___ Materials provided ___

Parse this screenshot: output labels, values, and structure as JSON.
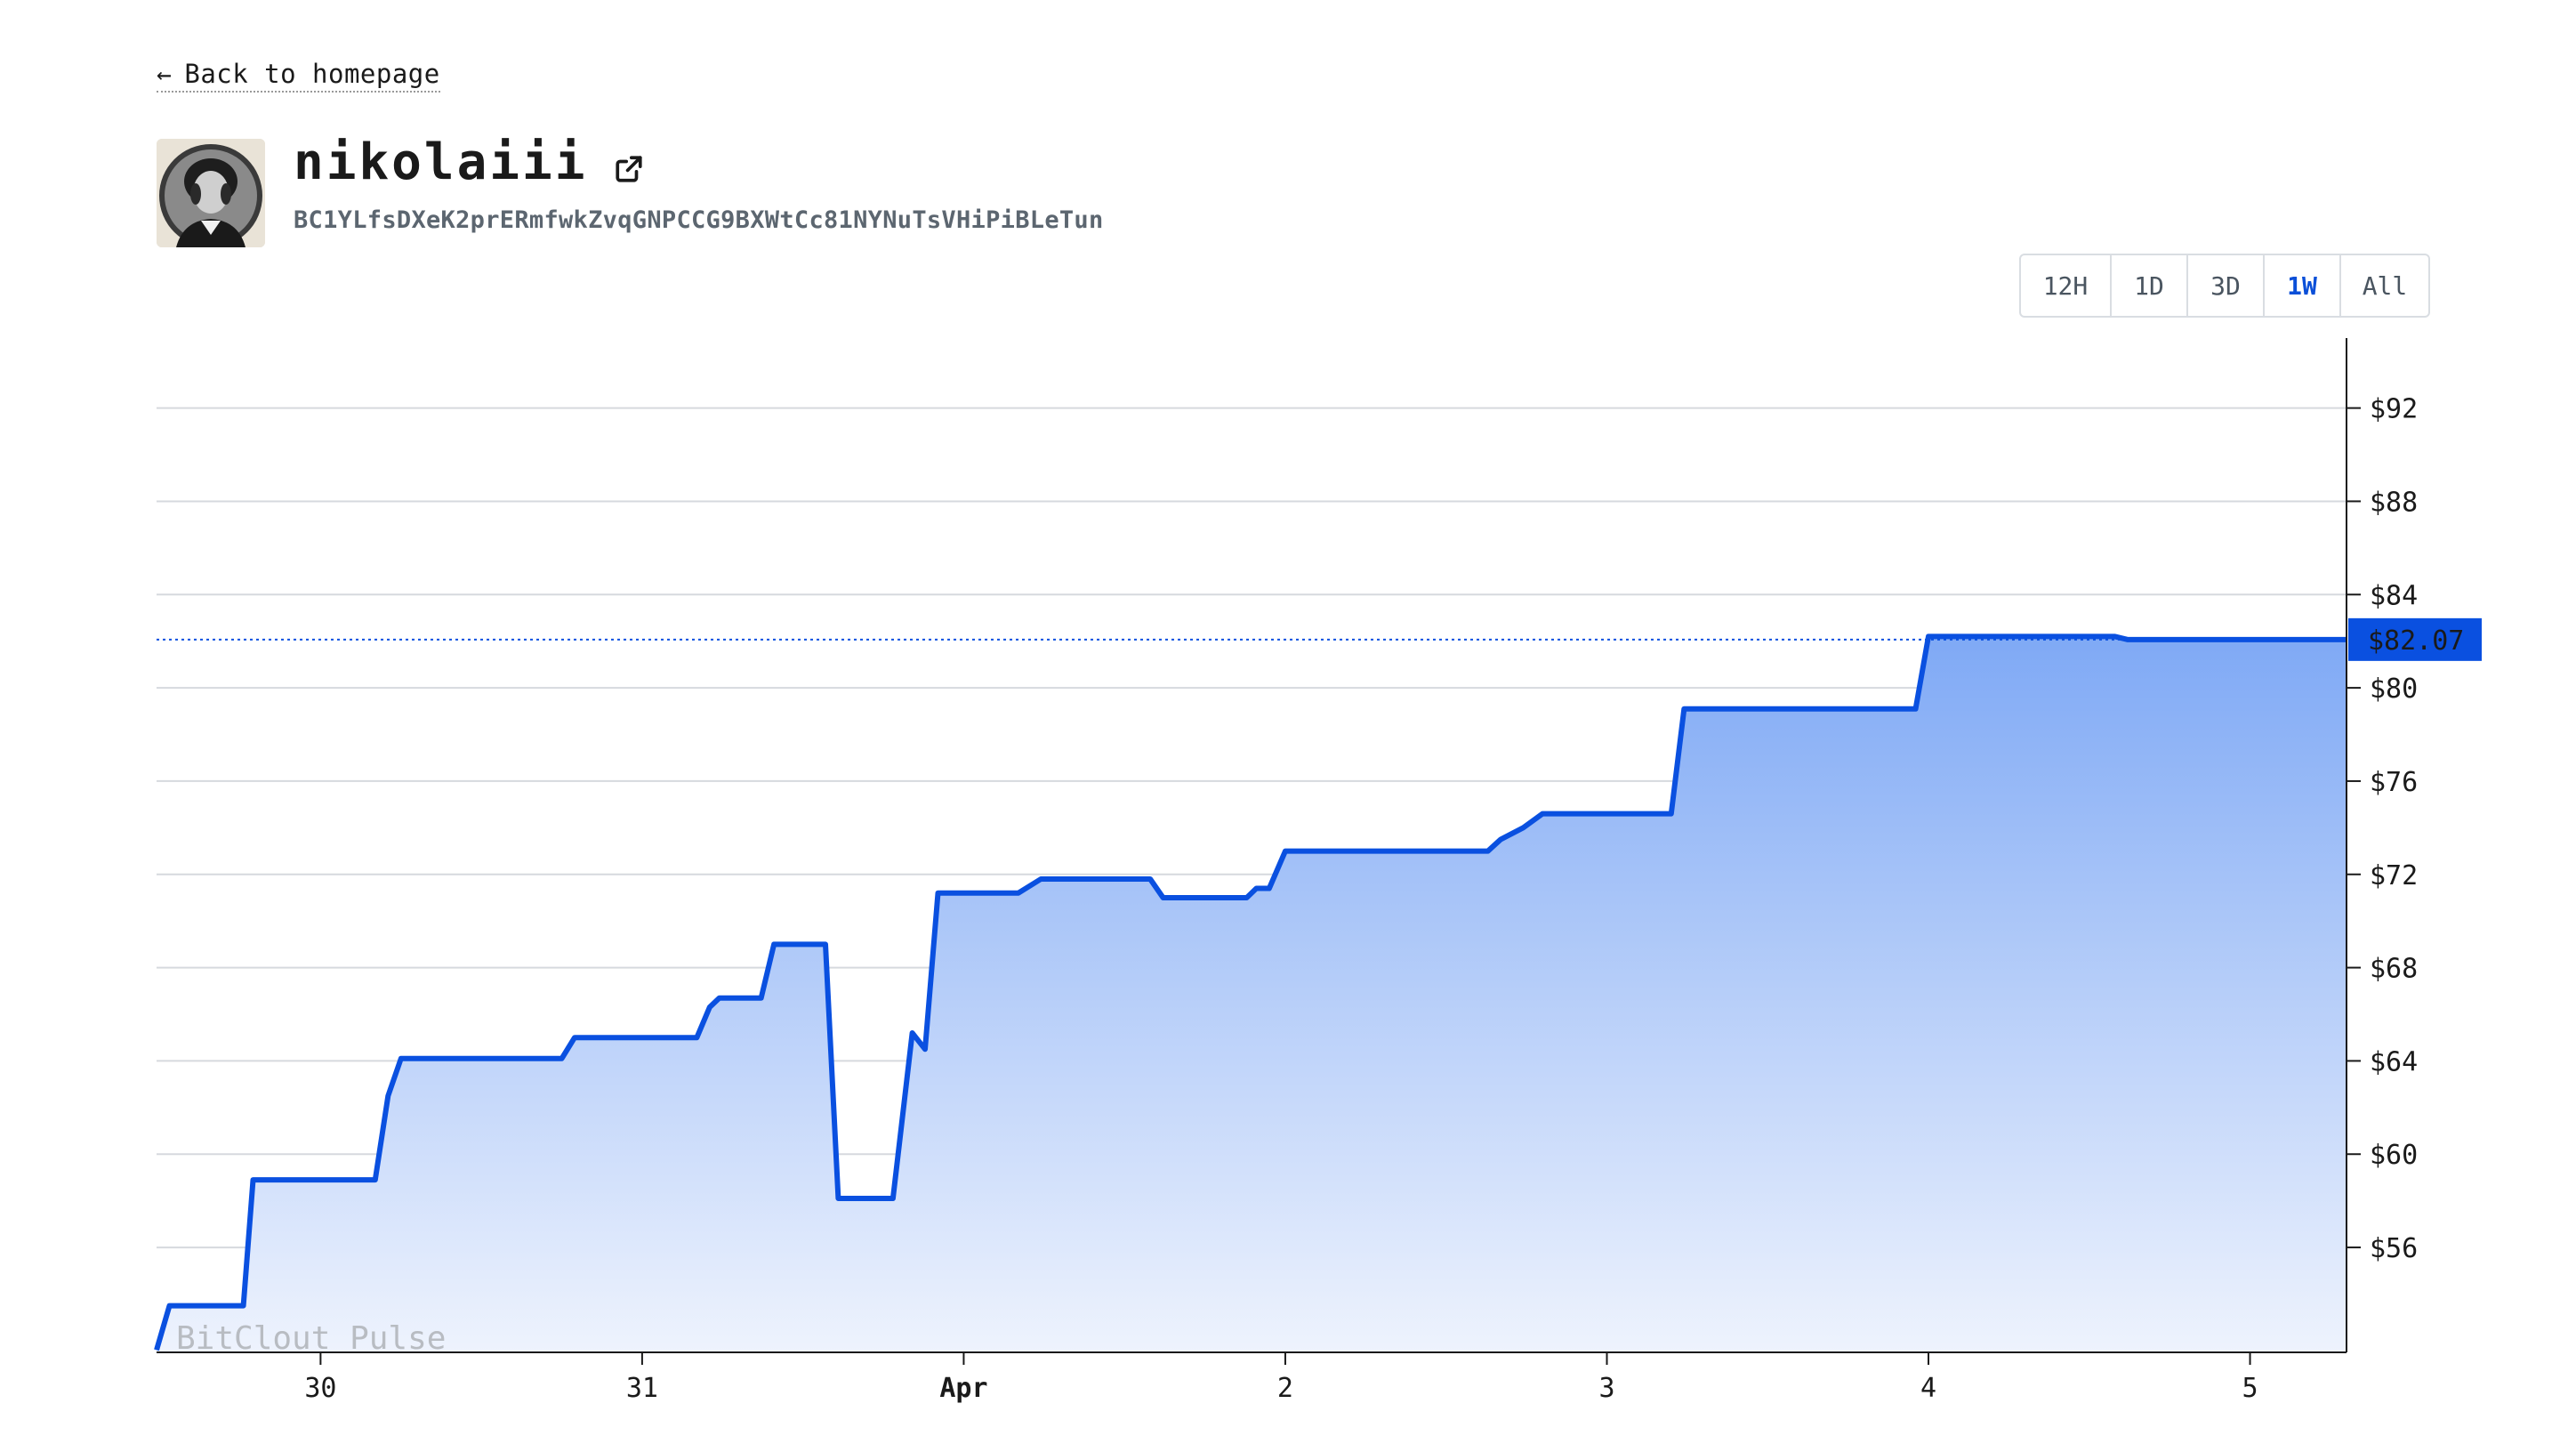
{
  "nav": {
    "back_label": "Back to homepage"
  },
  "profile": {
    "username": "nikolaiii",
    "public_key": "BC1YLfsDXeK2prERmfwkZvqGNPCCG9BXWtCc81NYNuTsVHiPiBLeTun",
    "avatar_icon": "portrait-avatar",
    "external_link_icon": "external-link-icon"
  },
  "range_selector": {
    "options": [
      "12H",
      "1D",
      "3D",
      "1W",
      "All"
    ],
    "selected": "1W"
  },
  "colors": {
    "line": "#0a50e0",
    "fill_top": "#7fa9f5",
    "fill_bottom": "#eef3fd",
    "price_tag_bg": "#0a50e0",
    "gridline": "#d6d9de",
    "active_range": "#0a4fd8"
  },
  "chart_data": {
    "type": "area",
    "watermark": "BitClout Pulse",
    "current_value_label": "$82.07",
    "current_value": 82.07,
    "ylim": [
      51.5,
      95
    ],
    "y_ticks": [
      56,
      60,
      64,
      68,
      72,
      76,
      80,
      84,
      88,
      92
    ],
    "y_tick_labels": [
      "$56",
      "$60",
      "$64",
      "$68",
      "$72",
      "$76",
      "$80",
      "$84",
      "$88",
      "$92"
    ],
    "y_axis_side": "right",
    "xlim": [
      29.49,
      36.3
    ],
    "x_ticks": [
      30,
      31,
      32,
      33,
      34,
      35,
      36
    ],
    "x_tick_labels": [
      "30",
      "31",
      "Apr",
      "2",
      "3",
      "4",
      "5"
    ],
    "x_tick_bold": [
      false,
      false,
      true,
      false,
      false,
      false,
      false
    ],
    "grid": "horizontal",
    "x": [
      29.49,
      29.53,
      29.76,
      29.79,
      30.17,
      30.21,
      30.25,
      30.75,
      30.79,
      31.17,
      31.21,
      31.24,
      31.37,
      31.41,
      31.57,
      31.61,
      31.78,
      31.84,
      31.88,
      31.92,
      32.17,
      32.24,
      32.58,
      32.62,
      32.88,
      32.91,
      32.95,
      33.0,
      33.5,
      33.6,
      33.63,
      33.67,
      33.74,
      33.8,
      34.2,
      34.24,
      34.46,
      34.5,
      34.96,
      35.0,
      35.58,
      35.62,
      35.88,
      36.3
    ],
    "y": [
      51.6,
      53.5,
      53.5,
      58.9,
      58.9,
      62.5,
      64.1,
      64.1,
      65.0,
      65.0,
      66.3,
      66.7,
      66.7,
      69.0,
      69.0,
      58.1,
      58.1,
      65.2,
      64.5,
      71.2,
      71.2,
      71.8,
      71.8,
      71.0,
      71.0,
      71.4,
      71.4,
      73.0,
      73.0,
      73.0,
      73.0,
      73.5,
      74.0,
      74.6,
      74.6,
      79.1,
      79.1,
      79.1,
      79.1,
      82.2,
      82.2,
      82.07,
      82.07,
      82.07
    ]
  }
}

___

» Given request
Without the pictures, transcribe the listing above exactly.

» Answer to this problem
Parse this screenshot: output labels, values, and structure as JSON.
{
  "nav": {
    "back_label": "Back to homepage"
  },
  "profile": {
    "username": "nikolaiii",
    "public_key": "BC1YLfsDXeK2prERmfwkZvqGNPCCG9BXWtCc81NYNuTsVHiPiBLeTun",
    "avatar_icon": "portrait-avatar",
    "external_link_icon": "external-link-icon"
  },
  "range_selector": {
    "options": [
      "12H",
      "1D",
      "3D",
      "1W",
      "All"
    ],
    "selected": "1W"
  },
  "colors": {
    "line": "#0a50e0",
    "fill_top": "#7fa9f5",
    "fill_bottom": "#eef3fd",
    "price_tag_bg": "#0a50e0",
    "gridline": "#d6d9de",
    "active_range": "#0a4fd8"
  },
  "chart_data": {
    "type": "area",
    "watermark": "BitClout Pulse",
    "current_value_label": "$82.07",
    "current_value": 82.07,
    "ylim": [
      51.5,
      95
    ],
    "y_ticks": [
      56,
      60,
      64,
      68,
      72,
      76,
      80,
      84,
      88,
      92
    ],
    "y_tick_labels": [
      "$56",
      "$60",
      "$64",
      "$68",
      "$72",
      "$76",
      "$80",
      "$84",
      "$88",
      "$92"
    ],
    "y_axis_side": "right",
    "xlim": [
      29.49,
      36.3
    ],
    "x_ticks": [
      30,
      31,
      32,
      33,
      34,
      35,
      36
    ],
    "x_tick_labels": [
      "30",
      "31",
      "Apr",
      "2",
      "3",
      "4",
      "5"
    ],
    "x_tick_bold": [
      false,
      false,
      true,
      false,
      false,
      false,
      false
    ],
    "grid": "horizontal",
    "x": [
      29.49,
      29.53,
      29.76,
      29.79,
      30.17,
      30.21,
      30.25,
      30.75,
      30.79,
      31.17,
      31.21,
      31.24,
      31.37,
      31.41,
      31.57,
      31.61,
      31.78,
      31.84,
      31.88,
      31.92,
      32.17,
      32.24,
      32.58,
      32.62,
      32.88,
      32.91,
      32.95,
      33.0,
      33.5,
      33.6,
      33.63,
      33.67,
      33.74,
      33.8,
      34.2,
      34.24,
      34.46,
      34.5,
      34.96,
      35.0,
      35.58,
      35.62,
      35.88,
      36.3
    ],
    "y": [
      51.6,
      53.5,
      53.5,
      58.9,
      58.9,
      62.5,
      64.1,
      64.1,
      65.0,
      65.0,
      66.3,
      66.7,
      66.7,
      69.0,
      69.0,
      58.1,
      58.1,
      65.2,
      64.5,
      71.2,
      71.2,
      71.8,
      71.8,
      71.0,
      71.0,
      71.4,
      71.4,
      73.0,
      73.0,
      73.0,
      73.0,
      73.5,
      74.0,
      74.6,
      74.6,
      79.1,
      79.1,
      79.1,
      79.1,
      82.2,
      82.2,
      82.07,
      82.07,
      82.07
    ]
  }
}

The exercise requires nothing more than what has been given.